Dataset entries
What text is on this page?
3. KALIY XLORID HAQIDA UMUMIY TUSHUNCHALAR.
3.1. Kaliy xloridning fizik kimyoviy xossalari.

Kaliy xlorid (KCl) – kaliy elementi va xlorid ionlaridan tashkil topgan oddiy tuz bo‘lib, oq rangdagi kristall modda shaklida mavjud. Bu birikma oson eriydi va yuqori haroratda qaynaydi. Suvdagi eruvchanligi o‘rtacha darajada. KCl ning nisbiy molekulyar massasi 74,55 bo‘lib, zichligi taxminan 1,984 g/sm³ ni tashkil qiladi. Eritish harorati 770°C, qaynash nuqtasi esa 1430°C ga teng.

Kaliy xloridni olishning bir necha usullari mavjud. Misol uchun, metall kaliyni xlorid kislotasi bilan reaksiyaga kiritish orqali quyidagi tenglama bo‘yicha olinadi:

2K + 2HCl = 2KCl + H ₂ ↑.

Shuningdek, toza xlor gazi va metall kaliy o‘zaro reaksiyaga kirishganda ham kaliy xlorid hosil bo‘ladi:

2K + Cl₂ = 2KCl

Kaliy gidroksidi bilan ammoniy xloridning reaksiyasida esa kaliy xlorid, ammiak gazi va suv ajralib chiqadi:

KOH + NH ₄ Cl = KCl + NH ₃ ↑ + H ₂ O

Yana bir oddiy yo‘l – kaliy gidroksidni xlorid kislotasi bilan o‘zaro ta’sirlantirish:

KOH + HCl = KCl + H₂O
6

What needs to be done
Exactly as written above, please repeat the entries.

Written answer
What text is on this page?
3. KALIY XLORID HAQIDA UMUMIY TUSHUNCHALAR.
3.1. Kaliy xloridning fizik kimyoviy xossalari.

Kaliy xlorid (KCl) – kaliy elementi va xlorid ionlaridan tashkil topgan oddiy tuz bo‘lib, oq rangdagi kristall modda shaklida mavjud. Bu birikma oson eriydi va yuqori haroratda qaynaydi. Suvdagi eruvchanligi o‘rtacha darajada. KCl ning nisbiy molekulyar massasi 74,55 bo‘lib, zichligi taxminan 1,984 g/sm³ ni tashkil qiladi. Eritish harorati 770°C, qaynash nuqtasi esa 1430°C ga teng.

Kaliy xloridni olishning bir necha usullari mavjud. Misol uchun, metall kaliyni xlorid kislotasi bilan reaksiyaga kiritish orqali quyidagi tenglama bo‘yicha olinadi:

2K + 2HCl = 2KCl + H ₂ ↑.

Shuningdek, toza xlor gazi va metall kaliy o‘zaro reaksiyaga kirishganda ham kaliy xlorid hosil bo‘ladi:

2K + Cl₂ = 2KCl

Kaliy gidroksidi bilan ammoniy xloridning reaksiyasida esa kaliy xlorid, ammiak gazi va suv ajralib chiqadi:

KOH + NH ₄ Cl = KCl + NH ₃ ↑ + H ₂ O

Yana bir oddiy yo‘l – kaliy gidroksidni xlorid kislotasi bilan o‘zaro ta’sirlantirish:

KOH + HCl = KCl + H₂O
6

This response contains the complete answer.